> _Extracted information_:
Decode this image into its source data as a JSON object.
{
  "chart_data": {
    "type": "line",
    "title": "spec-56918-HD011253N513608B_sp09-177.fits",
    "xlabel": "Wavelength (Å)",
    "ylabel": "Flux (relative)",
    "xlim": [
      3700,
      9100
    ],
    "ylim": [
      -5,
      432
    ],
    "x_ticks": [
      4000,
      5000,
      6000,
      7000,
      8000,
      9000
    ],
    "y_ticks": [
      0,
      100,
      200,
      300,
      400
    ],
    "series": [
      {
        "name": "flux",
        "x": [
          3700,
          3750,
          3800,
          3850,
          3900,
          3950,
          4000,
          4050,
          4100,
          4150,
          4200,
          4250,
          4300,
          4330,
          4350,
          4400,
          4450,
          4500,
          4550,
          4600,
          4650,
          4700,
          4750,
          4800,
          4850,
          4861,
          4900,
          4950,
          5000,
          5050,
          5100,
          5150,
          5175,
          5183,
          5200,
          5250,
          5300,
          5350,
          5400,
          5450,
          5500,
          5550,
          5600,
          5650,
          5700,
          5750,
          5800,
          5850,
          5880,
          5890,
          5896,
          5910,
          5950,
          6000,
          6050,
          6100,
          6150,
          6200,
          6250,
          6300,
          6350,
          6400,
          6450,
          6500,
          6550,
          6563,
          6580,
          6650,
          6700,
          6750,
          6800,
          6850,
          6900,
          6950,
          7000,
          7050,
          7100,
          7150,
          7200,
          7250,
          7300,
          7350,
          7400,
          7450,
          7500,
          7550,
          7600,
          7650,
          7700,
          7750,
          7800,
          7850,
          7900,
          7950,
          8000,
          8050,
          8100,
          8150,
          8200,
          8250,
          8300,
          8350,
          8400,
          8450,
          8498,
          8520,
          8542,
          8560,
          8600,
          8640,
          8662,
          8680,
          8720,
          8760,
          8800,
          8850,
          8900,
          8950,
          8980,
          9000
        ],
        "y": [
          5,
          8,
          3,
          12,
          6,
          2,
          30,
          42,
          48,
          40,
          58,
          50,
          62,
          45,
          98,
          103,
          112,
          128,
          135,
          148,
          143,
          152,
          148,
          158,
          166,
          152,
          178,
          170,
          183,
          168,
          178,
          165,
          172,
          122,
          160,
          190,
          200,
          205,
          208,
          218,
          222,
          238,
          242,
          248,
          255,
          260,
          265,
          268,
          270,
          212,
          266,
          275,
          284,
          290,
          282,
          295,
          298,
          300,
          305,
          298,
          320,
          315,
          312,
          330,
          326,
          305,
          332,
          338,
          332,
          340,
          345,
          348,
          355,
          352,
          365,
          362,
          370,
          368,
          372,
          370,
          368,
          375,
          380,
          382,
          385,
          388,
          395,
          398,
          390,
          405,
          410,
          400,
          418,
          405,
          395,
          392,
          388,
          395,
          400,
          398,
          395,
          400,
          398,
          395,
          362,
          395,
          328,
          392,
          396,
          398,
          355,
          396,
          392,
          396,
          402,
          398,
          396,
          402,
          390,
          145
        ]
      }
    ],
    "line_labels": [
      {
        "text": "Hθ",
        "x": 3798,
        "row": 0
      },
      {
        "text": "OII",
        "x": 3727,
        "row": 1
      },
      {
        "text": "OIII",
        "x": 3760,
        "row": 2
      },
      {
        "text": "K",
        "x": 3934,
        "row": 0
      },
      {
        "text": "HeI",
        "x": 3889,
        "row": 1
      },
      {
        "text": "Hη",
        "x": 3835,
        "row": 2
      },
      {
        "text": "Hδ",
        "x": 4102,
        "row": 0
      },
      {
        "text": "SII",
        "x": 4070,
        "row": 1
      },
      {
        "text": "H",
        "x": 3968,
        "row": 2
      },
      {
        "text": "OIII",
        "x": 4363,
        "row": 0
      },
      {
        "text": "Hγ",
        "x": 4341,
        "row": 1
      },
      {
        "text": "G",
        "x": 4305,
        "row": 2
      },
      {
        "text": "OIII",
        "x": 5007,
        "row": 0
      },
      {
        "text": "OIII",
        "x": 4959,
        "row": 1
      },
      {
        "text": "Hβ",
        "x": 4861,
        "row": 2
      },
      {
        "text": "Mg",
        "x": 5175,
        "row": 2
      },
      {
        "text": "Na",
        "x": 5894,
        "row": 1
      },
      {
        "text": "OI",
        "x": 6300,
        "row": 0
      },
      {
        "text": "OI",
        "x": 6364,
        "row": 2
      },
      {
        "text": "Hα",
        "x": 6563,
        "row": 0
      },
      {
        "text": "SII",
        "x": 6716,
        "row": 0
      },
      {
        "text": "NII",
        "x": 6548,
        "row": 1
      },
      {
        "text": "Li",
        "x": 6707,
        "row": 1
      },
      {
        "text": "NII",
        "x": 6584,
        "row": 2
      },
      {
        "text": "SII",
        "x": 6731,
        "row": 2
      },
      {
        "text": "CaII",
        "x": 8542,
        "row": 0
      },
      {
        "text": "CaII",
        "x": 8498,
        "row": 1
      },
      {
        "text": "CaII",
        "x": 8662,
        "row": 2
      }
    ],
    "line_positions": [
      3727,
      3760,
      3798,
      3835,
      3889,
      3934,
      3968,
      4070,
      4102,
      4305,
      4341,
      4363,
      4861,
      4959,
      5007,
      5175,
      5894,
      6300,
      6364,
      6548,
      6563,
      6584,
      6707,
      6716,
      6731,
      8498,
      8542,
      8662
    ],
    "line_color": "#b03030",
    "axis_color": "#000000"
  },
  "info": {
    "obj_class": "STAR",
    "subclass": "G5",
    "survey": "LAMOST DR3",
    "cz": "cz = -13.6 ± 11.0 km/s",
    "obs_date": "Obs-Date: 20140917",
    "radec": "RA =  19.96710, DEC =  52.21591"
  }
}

> _The exercise_:
Extract the full listing and reproduce each line exactly.

> _Answer to the task_:
Decode this image into its source data as a JSON object.
{
  "chart_data": {
    "type": "line",
    "title": "spec-56918-HD011253N513608B_sp09-177.fits",
    "xlabel": "Wavelength (Å)",
    "ylabel": "Flux (relative)",
    "xlim": [
      3700,
      9100
    ],
    "ylim": [
      -5,
      432
    ],
    "x_ticks": [
      4000,
      5000,
      6000,
      7000,
      8000,
      9000
    ],
    "y_ticks": [
      0,
      100,
      200,
      300,
      400
    ],
    "series": [
      {
        "name": "flux",
        "x": [
          3700,
          3750,
          3800,
          3850,
          3900,
          3950,
          4000,
          4050,
          4100,
          4150,
          4200,
          4250,
          4300,
          4330,
          4350,
          4400,
          4450,
          4500,
          4550,
          4600,
          4650,
          4700,
          4750,
          4800,
          4850,
          4861,
          4900,
          4950,
          5000,
          5050,
          5100,
          5150,
          5175,
          5183,
          5200,
          5250,
          5300,
          5350,
          5400,
          5450,
          5500,
          5550,
          5600,
          5650,
          5700,
          5750,
          5800,
          5850,
          5880,
          5890,
          5896,
          5910,
          5950,
          6000,
          6050,
          6100,
          6150,
          6200,
          6250,
          6300,
          6350,
          6400,
          6450,
          6500,
          6550,
          6563,
          6580,
          6650,
          6700,
          6750,
          6800,
          6850,
          6900,
          6950,
          7000,
          7050,
          7100,
          7150,
          7200,
          7250,
          7300,
          7350,
          7400,
          7450,
          7500,
          7550,
          7600,
          7650,
          7700,
          7750,
          7800,
          7850,
          7900,
          7950,
          8000,
          8050,
          8100,
          8150,
          8200,
          8250,
          8300,
          8350,
          8400,
          8450,
          8498,
          8520,
          8542,
          8560,
          8600,
          8640,
          8662,
          8680,
          8720,
          8760,
          8800,
          8850,
          8900,
          8950,
          8980,
          9000
        ],
        "y": [
          5,
          8,
          3,
          12,
          6,
          2,
          30,
          42,
          48,
          40,
          58,
          50,
          62,
          45,
          98,
          103,
          112,
          128,
          135,
          148,
          143,
          152,
          148,
          158,
          166,
          152,
          178,
          170,
          183,
          168,
          178,
          165,
          172,
          122,
          160,
          190,
          200,
          205,
          208,
          218,
          222,
          238,
          242,
          248,
          255,
          260,
          265,
          268,
          270,
          212,
          266,
          275,
          284,
          290,
          282,
          295,
          298,
          300,
          305,
          298,
          320,
          315,
          312,
          330,
          326,
          305,
          332,
          338,
          332,
          340,
          345,
          348,
          355,
          352,
          365,
          362,
          370,
          368,
          372,
          370,
          368,
          375,
          380,
          382,
          385,
          388,
          395,
          398,
          390,
          405,
          410,
          400,
          418,
          405,
          395,
          392,
          388,
          395,
          400,
          398,
          395,
          400,
          398,
          395,
          362,
          395,
          328,
          392,
          396,
          398,
          355,
          396,
          392,
          396,
          402,
          398,
          396,
          402,
          390,
          145
        ]
      }
    ],
    "line_labels": [
      {
        "text": "Hθ",
        "x": 3798,
        "row": 0
      },
      {
        "text": "OII",
        "x": 3727,
        "row": 1
      },
      {
        "text": "OIII",
        "x": 3760,
        "row": 2
      },
      {
        "text": "K",
        "x": 3934,
        "row": 0
      },
      {
        "text": "HeI",
        "x": 3889,
        "row": 1
      },
      {
        "text": "Hη",
        "x": 3835,
        "row": 2
      },
      {
        "text": "Hδ",
        "x": 4102,
        "row": 0
      },
      {
        "text": "SII",
        "x": 4070,
        "row": 1
      },
      {
        "text": "H",
        "x": 3968,
        "row": 2
      },
      {
        "text": "OIII",
        "x": 4363,
        "row": 0
      },
      {
        "text": "Hγ",
        "x": 4341,
        "row": 1
      },
      {
        "text": "G",
        "x": 4305,
        "row": 2
      },
      {
        "text": "OIII",
        "x": 5007,
        "row": 0
      },
      {
        "text": "OIII",
        "x": 4959,
        "row": 1
      },
      {
        "text": "Hβ",
        "x": 4861,
        "row": 2
      },
      {
        "text": "Mg",
        "x": 5175,
        "row": 2
      },
      {
        "text": "Na",
        "x": 5894,
        "row": 1
      },
      {
        "text": "OI",
        "x": 6300,
        "row": 0
      },
      {
        "text": "OI",
        "x": 6364,
        "row": 2
      },
      {
        "text": "Hα",
        "x": 6563,
        "row": 0
      },
      {
        "text": "SII",
        "x": 6716,
        "row": 0
      },
      {
        "text": "NII",
        "x": 6548,
        "row": 1
      },
      {
        "text": "Li",
        "x": 6707,
        "row": 1
      },
      {
        "text": "NII",
        "x": 6584,
        "row": 2
      },
      {
        "text": "SII",
        "x": 6731,
        "row": 2
      },
      {
        "text": "CaII",
        "x": 8542,
        "row": 0
      },
      {
        "text": "CaII",
        "x": 8498,
        "row": 1
      },
      {
        "text": "CaII",
        "x": 8662,
        "row": 2
      }
    ],
    "line_positions": [
      3727,
      3760,
      3798,
      3835,
      3889,
      3934,
      3968,
      4070,
      4102,
      4305,
      4341,
      4363,
      4861,
      4959,
      5007,
      5175,
      5894,
      6300,
      6364,
      6548,
      6563,
      6584,
      6707,
      6716,
      6731,
      8498,
      8542,
      8662
    ],
    "line_color": "#b03030",
    "axis_color": "#000000"
  },
  "info": {
    "obj_class": "STAR",
    "subclass": "G5",
    "survey": "LAMOST DR3",
    "cz": "cz = -13.6 ± 11.0 km/s",
    "obs_date": "Obs-Date: 20140917",
    "radec": "RA =  19.96710, DEC =  52.21591"
  }
}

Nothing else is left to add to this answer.